Given exercise: Output all of the entries below precisely as written.

┌────────

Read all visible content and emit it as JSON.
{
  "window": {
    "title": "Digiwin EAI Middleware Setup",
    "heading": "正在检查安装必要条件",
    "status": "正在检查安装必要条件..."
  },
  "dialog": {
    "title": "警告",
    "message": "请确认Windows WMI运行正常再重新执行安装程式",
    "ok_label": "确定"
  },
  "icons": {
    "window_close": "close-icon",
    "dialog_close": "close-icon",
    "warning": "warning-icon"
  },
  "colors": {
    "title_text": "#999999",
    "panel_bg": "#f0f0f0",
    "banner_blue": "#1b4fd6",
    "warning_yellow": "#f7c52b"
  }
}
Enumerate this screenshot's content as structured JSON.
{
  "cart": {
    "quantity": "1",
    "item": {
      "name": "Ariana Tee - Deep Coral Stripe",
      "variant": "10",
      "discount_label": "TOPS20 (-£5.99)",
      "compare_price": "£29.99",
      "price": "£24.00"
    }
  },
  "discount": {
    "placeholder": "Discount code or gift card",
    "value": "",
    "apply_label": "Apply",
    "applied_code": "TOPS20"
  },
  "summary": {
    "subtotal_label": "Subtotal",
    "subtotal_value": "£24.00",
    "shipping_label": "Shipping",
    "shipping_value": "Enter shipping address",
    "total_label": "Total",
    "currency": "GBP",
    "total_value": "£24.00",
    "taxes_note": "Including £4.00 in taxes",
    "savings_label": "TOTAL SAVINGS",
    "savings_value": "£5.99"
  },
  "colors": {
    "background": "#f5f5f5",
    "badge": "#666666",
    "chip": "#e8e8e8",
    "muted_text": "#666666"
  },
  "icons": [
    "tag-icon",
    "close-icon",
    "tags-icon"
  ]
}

└────────

The result:
Read all visible content and emit it as JSON.
{
  "window": {
    "title": "Digiwin EAI Middleware Setup",
    "heading": "正在检查安装必要条件",
    "status": "正在检查安装必要条件..."
  },
  "dialog": {
    "title": "警告",
    "message": "请确认Windows WMI运行正常再重新执行安装程式",
    "ok_label": "确定"
  },
  "icons": {
    "window_close": "close-icon",
    "dialog_close": "close-icon",
    "warning": "warning-icon"
  },
  "colors": {
    "title_text": "#999999",
    "panel_bg": "#f0f0f0",
    "banner_blue": "#1b4fd6",
    "warning_yellow": "#f7c52b"
  }
}
Enumerate this screenshot's content as structured JSON.
{
  "cart": {
    "quantity": "1",
    "item": {
      "name": "Ariana Tee - Deep Coral Stripe",
      "variant": "10",
      "discount_label": "TOPS20 (-£5.99)",
      "compare_price": "£29.99",
      "price": "£24.00"
    }
  },
  "discount": {
    "placeholder": "Discount code or gift card",
    "value": "",
    "apply_label": "Apply",
    "applied_code": "TOPS20"
  },
  "summary": {
    "subtotal_label": "Subtotal",
    "subtotal_value": "£24.00",
    "shipping_label": "Shipping",
    "shipping_value": "Enter shipping address",
    "total_label": "Total",
    "currency": "GBP",
    "total_value": "£24.00",
    "taxes_note": "Including £4.00 in taxes",
    "savings_label": "TOTAL SAVINGS",
    "savings_value": "£5.99"
  },
  "colors": {
    "background": "#f5f5f5",
    "badge": "#666666",
    "chip": "#e8e8e8",
    "muted_text": "#666666"
  },
  "icons": [
    "tag-icon",
    "close-icon",
    "tags-icon"
  ]
}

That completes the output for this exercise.